GIVEN INSTRUCTION: Return each line of the listing below, unchanged, and omit the images.
─── LISTED ENTRIES
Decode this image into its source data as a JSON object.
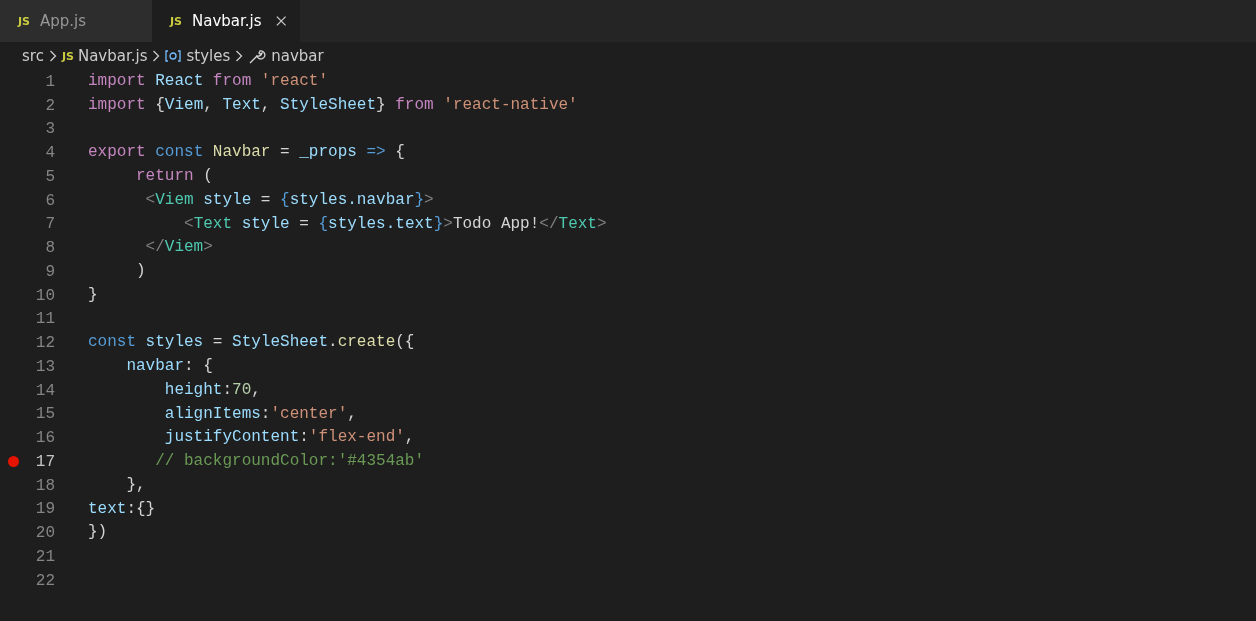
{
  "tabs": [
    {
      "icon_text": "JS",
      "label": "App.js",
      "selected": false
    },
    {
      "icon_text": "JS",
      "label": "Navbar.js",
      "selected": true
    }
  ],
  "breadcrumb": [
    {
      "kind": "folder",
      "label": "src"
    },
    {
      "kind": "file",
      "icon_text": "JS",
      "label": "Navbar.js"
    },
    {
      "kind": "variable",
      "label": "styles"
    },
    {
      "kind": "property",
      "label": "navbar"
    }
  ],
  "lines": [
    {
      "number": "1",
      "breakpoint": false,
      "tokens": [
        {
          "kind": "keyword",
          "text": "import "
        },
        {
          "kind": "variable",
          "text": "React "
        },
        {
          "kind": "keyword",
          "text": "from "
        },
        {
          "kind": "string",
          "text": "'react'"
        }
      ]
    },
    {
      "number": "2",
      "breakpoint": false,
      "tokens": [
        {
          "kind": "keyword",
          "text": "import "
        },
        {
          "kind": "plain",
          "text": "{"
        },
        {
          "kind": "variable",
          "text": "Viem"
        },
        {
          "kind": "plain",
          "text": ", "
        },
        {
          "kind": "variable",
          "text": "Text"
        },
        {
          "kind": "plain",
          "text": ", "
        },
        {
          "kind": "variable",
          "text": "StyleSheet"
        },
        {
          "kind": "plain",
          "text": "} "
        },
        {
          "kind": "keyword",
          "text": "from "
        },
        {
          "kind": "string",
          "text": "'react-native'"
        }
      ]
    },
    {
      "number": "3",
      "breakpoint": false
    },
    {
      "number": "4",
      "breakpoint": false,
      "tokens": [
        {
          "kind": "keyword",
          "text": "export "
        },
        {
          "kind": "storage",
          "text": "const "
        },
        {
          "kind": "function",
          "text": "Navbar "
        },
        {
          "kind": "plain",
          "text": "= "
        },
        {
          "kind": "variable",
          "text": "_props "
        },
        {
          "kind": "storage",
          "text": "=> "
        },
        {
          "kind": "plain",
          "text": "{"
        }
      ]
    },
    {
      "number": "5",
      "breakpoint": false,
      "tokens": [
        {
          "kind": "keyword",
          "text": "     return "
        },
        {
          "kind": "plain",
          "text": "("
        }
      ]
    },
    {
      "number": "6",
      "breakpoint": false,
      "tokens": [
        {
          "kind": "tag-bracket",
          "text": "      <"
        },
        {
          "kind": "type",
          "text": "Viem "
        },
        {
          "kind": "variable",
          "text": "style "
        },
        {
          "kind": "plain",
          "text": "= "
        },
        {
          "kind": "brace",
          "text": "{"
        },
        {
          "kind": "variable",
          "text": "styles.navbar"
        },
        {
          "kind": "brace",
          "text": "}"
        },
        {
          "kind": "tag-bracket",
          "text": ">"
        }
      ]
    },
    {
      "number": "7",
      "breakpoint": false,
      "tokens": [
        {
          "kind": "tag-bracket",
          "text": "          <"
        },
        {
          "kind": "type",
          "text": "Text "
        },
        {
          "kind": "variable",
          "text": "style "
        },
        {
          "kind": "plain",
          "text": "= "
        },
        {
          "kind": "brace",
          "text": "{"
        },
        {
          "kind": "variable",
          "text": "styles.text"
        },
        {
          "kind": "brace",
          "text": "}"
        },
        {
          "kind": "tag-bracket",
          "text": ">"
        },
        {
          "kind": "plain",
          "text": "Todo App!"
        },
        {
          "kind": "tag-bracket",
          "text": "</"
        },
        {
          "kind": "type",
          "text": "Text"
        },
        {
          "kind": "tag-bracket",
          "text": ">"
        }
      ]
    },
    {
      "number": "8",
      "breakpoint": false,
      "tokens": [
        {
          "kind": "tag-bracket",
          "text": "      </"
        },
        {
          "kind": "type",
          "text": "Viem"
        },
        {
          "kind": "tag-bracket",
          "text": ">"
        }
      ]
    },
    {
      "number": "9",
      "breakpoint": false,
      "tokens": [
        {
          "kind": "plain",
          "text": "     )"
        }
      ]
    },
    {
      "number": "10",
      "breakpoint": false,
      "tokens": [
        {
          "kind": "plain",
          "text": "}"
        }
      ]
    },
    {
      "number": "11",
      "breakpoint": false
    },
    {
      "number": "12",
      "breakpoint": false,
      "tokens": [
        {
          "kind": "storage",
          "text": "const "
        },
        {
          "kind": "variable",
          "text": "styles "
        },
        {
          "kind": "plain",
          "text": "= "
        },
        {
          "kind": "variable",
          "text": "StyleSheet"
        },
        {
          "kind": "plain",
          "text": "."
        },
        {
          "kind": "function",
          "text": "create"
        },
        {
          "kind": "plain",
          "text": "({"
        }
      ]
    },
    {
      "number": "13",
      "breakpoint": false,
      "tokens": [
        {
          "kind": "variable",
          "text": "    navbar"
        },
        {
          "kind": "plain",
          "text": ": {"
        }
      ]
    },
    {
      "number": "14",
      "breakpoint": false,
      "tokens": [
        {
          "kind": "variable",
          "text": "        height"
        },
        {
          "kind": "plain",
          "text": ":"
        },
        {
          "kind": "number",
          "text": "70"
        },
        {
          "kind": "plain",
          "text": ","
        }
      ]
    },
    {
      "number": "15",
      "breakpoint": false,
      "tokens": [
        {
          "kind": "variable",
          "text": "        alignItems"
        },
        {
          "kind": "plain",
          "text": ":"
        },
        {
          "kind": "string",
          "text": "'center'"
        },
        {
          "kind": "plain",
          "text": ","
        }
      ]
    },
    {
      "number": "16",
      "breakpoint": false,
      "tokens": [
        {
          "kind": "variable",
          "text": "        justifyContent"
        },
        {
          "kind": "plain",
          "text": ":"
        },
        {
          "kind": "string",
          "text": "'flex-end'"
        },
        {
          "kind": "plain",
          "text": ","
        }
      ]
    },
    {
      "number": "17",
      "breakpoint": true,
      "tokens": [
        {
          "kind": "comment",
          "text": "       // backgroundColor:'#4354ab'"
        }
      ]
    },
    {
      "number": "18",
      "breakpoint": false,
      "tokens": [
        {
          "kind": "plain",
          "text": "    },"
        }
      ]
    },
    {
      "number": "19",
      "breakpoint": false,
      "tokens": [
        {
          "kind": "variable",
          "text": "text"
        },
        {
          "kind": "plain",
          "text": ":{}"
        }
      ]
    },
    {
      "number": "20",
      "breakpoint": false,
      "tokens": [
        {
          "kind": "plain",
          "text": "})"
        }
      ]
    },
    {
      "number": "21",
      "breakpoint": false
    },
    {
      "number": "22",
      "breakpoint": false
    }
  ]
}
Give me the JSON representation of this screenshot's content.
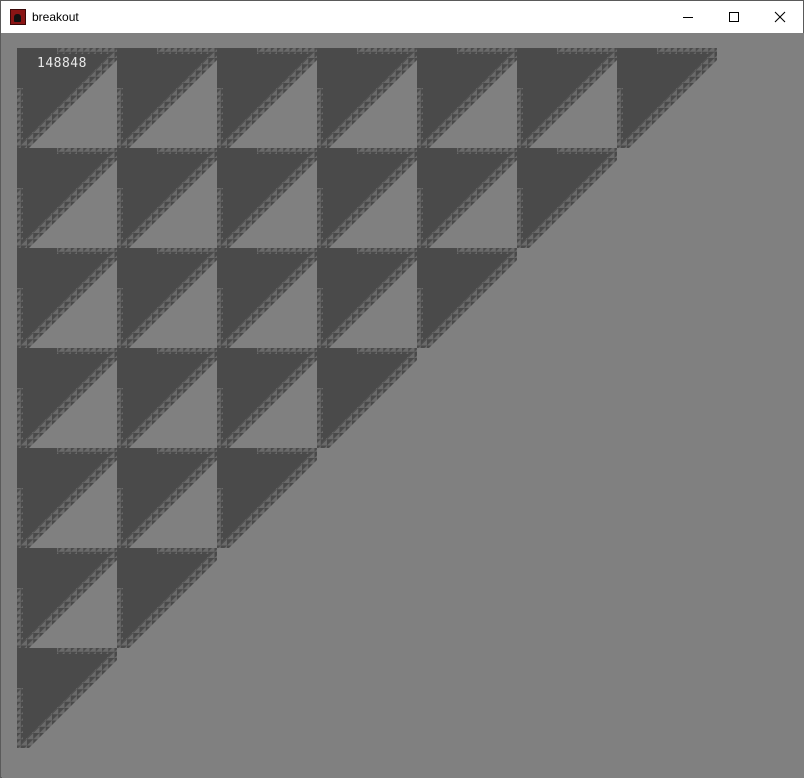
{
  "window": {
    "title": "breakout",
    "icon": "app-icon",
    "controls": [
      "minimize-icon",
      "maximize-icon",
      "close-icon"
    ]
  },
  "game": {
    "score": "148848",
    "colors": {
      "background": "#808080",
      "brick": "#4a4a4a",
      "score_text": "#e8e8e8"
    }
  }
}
──────
SOLUTION FOR THIS PROBLEM:
Decode this image into its source data as a JSON object.
{
  "tabs": [
    {
      "icon_text": "JS",
      "label": "App.js",
      "selected": false
    },
    {
      "icon_text": "JS",
      "label": "Navbar.js",
      "selected": true
    }
  ],
  "breadcrumb": [
    {
      "kind": "folder",
      "label": "src"
    },
    {
      "kind": "file",
      "icon_text": "JS",
      "label": "Navbar.js"
    },
    {
      "kind": "variable",
      "label": "styles"
    },
    {
      "kind": "property",
      "label": "navbar"
    }
  ],
  "lines": [
    {
      "number": "1",
      "breakpoint": false,
      "tokens": [
        {
          "kind": "keyword",
          "text": "import "
        },
        {
          "kind": "variable",
          "text": "React "
        },
        {
          "kind": "keyword",
          "text": "from "
        },
        {
          "kind": "string",
          "text": "'react'"
        }
      ]
    },
    {
      "number": "2",
      "breakpoint": false,
      "tokens": [
        {
          "kind": "keyword",
          "text": "import "
        },
        {
          "kind": "plain",
          "text": "{"
        },
        {
          "kind": "variable",
          "text": "Viem"
        },
        {
          "kind": "plain",
          "text": ", "
        },
        {
          "kind": "variable",
          "text": "Text"
        },
        {
          "kind": "plain",
          "text": ", "
        },
        {
          "kind": "variable",
          "text": "StyleSheet"
        },
        {
          "kind": "plain",
          "text": "} "
        },
        {
          "kind": "keyword",
          "text": "from "
        },
        {
          "kind": "string",
          "text": "'react-native'"
        }
      ]
    },
    {
      "number": "3",
      "breakpoint": false
    },
    {
      "number": "4",
      "breakpoint": false,
      "tokens": [
        {
          "kind": "keyword",
          "text": "export "
        },
        {
          "kind": "storage",
          "text": "const "
        },
        {
          "kind": "function",
          "text": "Navbar "
        },
        {
          "kind": "plain",
          "text": "= "
        },
        {
          "kind": "variable",
          "text": "_props "
        },
        {
          "kind": "storage",
          "text": "=> "
        },
        {
          "kind": "plain",
          "text": "{"
        }
      ]
    },
    {
      "number": "5",
      "breakpoint": false,
      "tokens": [
        {
          "kind": "keyword",
          "text": "     return "
        },
        {
          "kind": "plain",
          "text": "("
        }
      ]
    },
    {
      "number": "6",
      "breakpoint": false,
      "tokens": [
        {
          "kind": "tag-bracket",
          "text": "      <"
        },
        {
          "kind": "type",
          "text": "Viem "
        },
        {
          "kind": "variable",
          "text": "style "
        },
        {
          "kind": "plain",
          "text": "= "
        },
        {
          "kind": "brace",
          "text": "{"
        },
        {
          "kind": "variable",
          "text": "styles.navbar"
        },
        {
          "kind": "brace",
          "text": "}"
        },
        {
          "kind": "tag-bracket",
          "text": ">"
        }
      ]
    },
    {
      "number": "7",
      "breakpoint": false,
      "tokens": [
        {
          "kind": "tag-bracket",
          "text": "          <"
        },
        {
          "kind": "type",
          "text": "Text "
        },
        {
          "kind": "variable",
          "text": "style "
        },
        {
          "kind": "plain",
          "text": "= "
        },
        {
          "kind": "brace",
          "text": "{"
        },
        {
          "kind": "variable",
          "text": "styles.text"
        },
        {
          "kind": "brace",
          "text": "}"
        },
        {
          "kind": "tag-bracket",
          "text": ">"
        },
        {
          "kind": "plain",
          "text": "Todo App!"
        },
        {
          "kind": "tag-bracket",
          "text": "</"
        },
        {
          "kind": "type",
          "text": "Text"
        },
        {
          "kind": "tag-bracket",
          "text": ">"
        }
      ]
    },
    {
      "number": "8",
      "breakpoint": false,
      "tokens": [
        {
          "kind": "tag-bracket",
          "text": "      </"
        },
        {
          "kind": "type",
          "text": "Viem"
        },
        {
          "kind": "tag-bracket",
          "text": ">"
        }
      ]
    },
    {
      "number": "9",
      "breakpoint": false,
      "tokens": [
        {
          "kind": "plain",
          "text": "     )"
        }
      ]
    },
    {
      "number": "10",
      "breakpoint": false,
      "tokens": [
        {
          "kind": "plain",
          "text": "}"
        }
      ]
    },
    {
      "number": "11",
      "breakpoint": false
    },
    {
      "number": "12",
      "breakpoint": false,
      "tokens": [
        {
          "kind": "storage",
          "text": "const "
        },
        {
          "kind": "variable",
          "text": "styles "
        },
        {
          "kind": "plain",
          "text": "= "
        },
        {
          "kind": "variable",
          "text": "StyleSheet"
        },
        {
          "kind": "plain",
          "text": "."
        },
        {
          "kind": "function",
          "text": "create"
        },
        {
          "kind": "plain",
          "text": "({"
        }
      ]
    },
    {
      "number": "13",
      "breakpoint": false,
      "tokens": [
        {
          "kind": "variable",
          "text": "    navbar"
        },
        {
          "kind": "plain",
          "text": ": {"
        }
      ]
    },
    {
      "number": "14",
      "breakpoint": false,
      "tokens": [
        {
          "kind": "variable",
          "text": "        height"
        },
        {
          "kind": "plain",
          "text": ":"
        },
        {
          "kind": "number",
          "text": "70"
        },
        {
          "kind": "plain",
          "text": ","
        }
      ]
    },
    {
      "number": "15",
      "breakpoint": false,
      "tokens": [
        {
          "kind": "variable",
          "text": "        alignItems"
        },
        {
          "kind": "plain",
          "text": ":"
        },
        {
          "kind": "string",
          "text": "'center'"
        },
        {
          "kind": "plain",
          "text": ","
        }
      ]
    },
    {
      "number": "16",
      "breakpoint": false,
      "tokens": [
        {
          "kind": "variable",
          "text": "        justifyContent"
        },
        {
          "kind": "plain",
          "text": ":"
        },
        {
          "kind": "string",
          "text": "'flex-end'"
        },
        {
          "kind": "plain",
          "text": ","
        }
      ]
    },
    {
      "number": "17",
      "breakpoint": true,
      "tokens": [
        {
          "kind": "comment",
          "text": "       // backgroundColor:'#4354ab'"
        }
      ]
    },
    {
      "number": "18",
      "breakpoint": false,
      "tokens": [
        {
          "kind": "plain",
          "text": "    },"
        }
      ]
    },
    {
      "number": "19",
      "breakpoint": false,
      "tokens": [
        {
          "kind": "variable",
          "text": "text"
        },
        {
          "kind": "plain",
          "text": ":{}"
        }
      ]
    },
    {
      "number": "20",
      "breakpoint": false,
      "tokens": [
        {
          "kind": "plain",
          "text": "})"
        }
      ]
    },
    {
      "number": "21",
      "breakpoint": false
    },
    {
      "number": "22",
      "breakpoint": false
    }
  ]
}
Give me the JSON representation of this screenshot's content.
{
  "window": {
    "title": "breakout",
    "icon": "app-icon",
    "controls": [
      "minimize-icon",
      "maximize-icon",
      "close-icon"
    ]
  },
  "game": {
    "score": "148848",
    "colors": {
      "background": "#808080",
      "brick": "#4a4a4a",
      "score_text": "#e8e8e8"
    }
  }
}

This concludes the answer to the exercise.